## Stored dataset items:
────────────────────

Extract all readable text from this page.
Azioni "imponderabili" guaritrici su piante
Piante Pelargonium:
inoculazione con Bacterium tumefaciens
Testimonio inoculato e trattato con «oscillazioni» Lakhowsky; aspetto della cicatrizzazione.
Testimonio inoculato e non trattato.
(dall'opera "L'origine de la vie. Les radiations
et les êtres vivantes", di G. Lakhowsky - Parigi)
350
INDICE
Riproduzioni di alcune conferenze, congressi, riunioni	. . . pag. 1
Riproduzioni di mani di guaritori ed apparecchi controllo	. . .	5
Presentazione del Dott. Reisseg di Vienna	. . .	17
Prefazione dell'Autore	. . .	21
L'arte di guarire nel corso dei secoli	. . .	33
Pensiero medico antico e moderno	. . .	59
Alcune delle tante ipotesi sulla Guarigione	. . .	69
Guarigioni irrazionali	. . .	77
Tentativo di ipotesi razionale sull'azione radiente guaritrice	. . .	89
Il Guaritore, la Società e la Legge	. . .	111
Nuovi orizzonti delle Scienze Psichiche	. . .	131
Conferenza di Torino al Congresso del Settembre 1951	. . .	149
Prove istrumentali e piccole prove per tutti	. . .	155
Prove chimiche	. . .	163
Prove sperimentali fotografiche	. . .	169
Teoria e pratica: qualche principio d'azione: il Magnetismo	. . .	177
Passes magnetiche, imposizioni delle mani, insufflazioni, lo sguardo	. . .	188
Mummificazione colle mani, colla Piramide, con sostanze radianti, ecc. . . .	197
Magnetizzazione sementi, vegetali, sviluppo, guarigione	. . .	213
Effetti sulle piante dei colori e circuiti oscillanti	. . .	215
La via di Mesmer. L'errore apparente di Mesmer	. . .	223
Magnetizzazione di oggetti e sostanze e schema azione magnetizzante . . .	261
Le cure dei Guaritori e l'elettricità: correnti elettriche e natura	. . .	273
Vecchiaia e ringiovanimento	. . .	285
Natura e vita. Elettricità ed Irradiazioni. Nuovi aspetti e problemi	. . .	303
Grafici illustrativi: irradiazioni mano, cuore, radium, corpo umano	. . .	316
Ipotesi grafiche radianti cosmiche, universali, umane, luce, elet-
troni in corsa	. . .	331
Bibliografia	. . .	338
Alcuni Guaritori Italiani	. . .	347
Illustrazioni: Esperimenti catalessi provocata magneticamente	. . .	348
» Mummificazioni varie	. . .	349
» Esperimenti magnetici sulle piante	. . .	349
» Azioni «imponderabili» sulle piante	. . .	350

────────────────────

## Exercise:
Would you restate every record word for word?

## Solution to the problem:
Extract all readable text from this page.
Azioni "imponderabili" guaritrici su piante
Piante Pelargonium:
inoculazione con Bacterium tumefaciens
Testimonio inoculato e trattato con «oscillazioni» Lakhowsky; aspetto della cicatrizzazione.
Testimonio inoculato e non trattato.
(dall'opera "L'origine de la vie. Les radiations
et les êtres vivantes", di G. Lakhowsky - Parigi)
350
INDICE
Riproduzioni di alcune conferenze, congressi, riunioni	. . . pag. 1
Riproduzioni di mani di guaritori ed apparecchi controllo	. . .	5
Presentazione del Dott. Reisseg di Vienna	. . .	17
Prefazione dell'Autore	. . .	21
L'arte di guarire nel corso dei secoli	. . .	33
Pensiero medico antico e moderno	. . .	59
Alcune delle tante ipotesi sulla Guarigione	. . .	69
Guarigioni irrazionali	. . .	77
Tentativo di ipotesi razionale sull'azione radiente guaritrice	. . .	89
Il Guaritore, la Società e la Legge	. . .	111
Nuovi orizzonti delle Scienze Psichiche	. . .	131
Conferenza di Torino al Congresso del Settembre 1951	. . .	149
Prove istrumentali e piccole prove per tutti	. . .	155
Prove chimiche	. . .	163
Prove sperimentali fotografiche	. . .	169
Teoria e pratica: qualche principio d'azione: il Magnetismo	. . .	177
Passes magnetiche, imposizioni delle mani, insufflazioni, lo sguardo	. . .	188
Mummificazione colle mani, colla Piramide, con sostanze radianti, ecc. . . .	197
Magnetizzazione sementi, vegetali, sviluppo, guarigione	. . .	213
Effetti sulle piante dei colori e circuiti oscillanti	. . .	215
La via di Mesmer. L'errore apparente di Mesmer	. . .	223
Magnetizzazione di oggetti e sostanze e schema azione magnetizzante . . .	261
Le cure dei Guaritori e l'elettricità: correnti elettriche e natura	. . .	273
Vecchiaia e ringiovanimento	. . .	285
Natura e vita. Elettricità ed Irradiazioni. Nuovi aspetti e problemi	. . .	303
Grafici illustrativi: irradiazioni mano, cuore, radium, corpo umano	. . .	316
Ipotesi grafiche radianti cosmiche, universali, umane, luce, elet-
troni in corsa	. . .	331
Bibliografia	. . .	338
Alcuni Guaritori Italiani	. . .	347
Illustrazioni: Esperimenti catalessi provocata magneticamente	. . .	348
» Mummificazioni varie	. . .	349
» Esperimenti magnetici sulle piante	. . .	349
» Azioni «imponderabili» sulle piante	. . .	350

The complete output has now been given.